• _EXERCISE DESCRIPTION_: Take the listing and print it in full, exactly as given.

Data extracted from a collection:
· · · ·
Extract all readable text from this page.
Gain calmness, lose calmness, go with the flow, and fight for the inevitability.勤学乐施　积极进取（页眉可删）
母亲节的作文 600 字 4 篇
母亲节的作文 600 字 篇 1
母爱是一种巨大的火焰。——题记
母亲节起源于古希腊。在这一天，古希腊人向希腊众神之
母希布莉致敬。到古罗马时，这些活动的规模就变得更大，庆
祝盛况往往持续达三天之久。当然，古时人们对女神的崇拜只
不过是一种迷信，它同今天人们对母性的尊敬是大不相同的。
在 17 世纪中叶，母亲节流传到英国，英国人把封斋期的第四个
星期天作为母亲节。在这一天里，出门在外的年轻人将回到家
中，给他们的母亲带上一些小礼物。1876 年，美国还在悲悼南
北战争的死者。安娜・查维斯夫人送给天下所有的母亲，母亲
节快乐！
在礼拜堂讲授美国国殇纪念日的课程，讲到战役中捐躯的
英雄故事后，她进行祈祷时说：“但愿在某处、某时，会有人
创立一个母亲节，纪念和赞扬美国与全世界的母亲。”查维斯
· · · ·
• _RESPONSE_:
Extract all readable text from this page.
Gain calmness, lose calmness, go with the flow, and fight for the inevitability.勤学乐施　积极进取（页眉可删）
母亲节的作文 600 字 4 篇
母亲节的作文 600 字 篇 1
母爱是一种巨大的火焰。——题记
母亲节起源于古希腊。在这一天，古希腊人向希腊众神之
母希布莉致敬。到古罗马时，这些活动的规模就变得更大，庆
祝盛况往往持续达三天之久。当然，古时人们对女神的崇拜只
不过是一种迷信，它同今天人们对母性的尊敬是大不相同的。
在 17 世纪中叶，母亲节流传到英国，英国人把封斋期的第四个
星期天作为母亲节。在这一天里，出门在外的年轻人将回到家
中，给他们的母亲带上一些小礼物。1876 年，美国还在悲悼南
北战争的死者。安娜・查维斯夫人送给天下所有的母亲，母亲
节快乐！
在礼拜堂讲授美国国殇纪念日的课程，讲到战役中捐躯的
英雄故事后，她进行祈祷时说：“但愿在某处、某时，会有人
创立一个母亲节，纪念和赞扬美国与全世界的母亲。”查维斯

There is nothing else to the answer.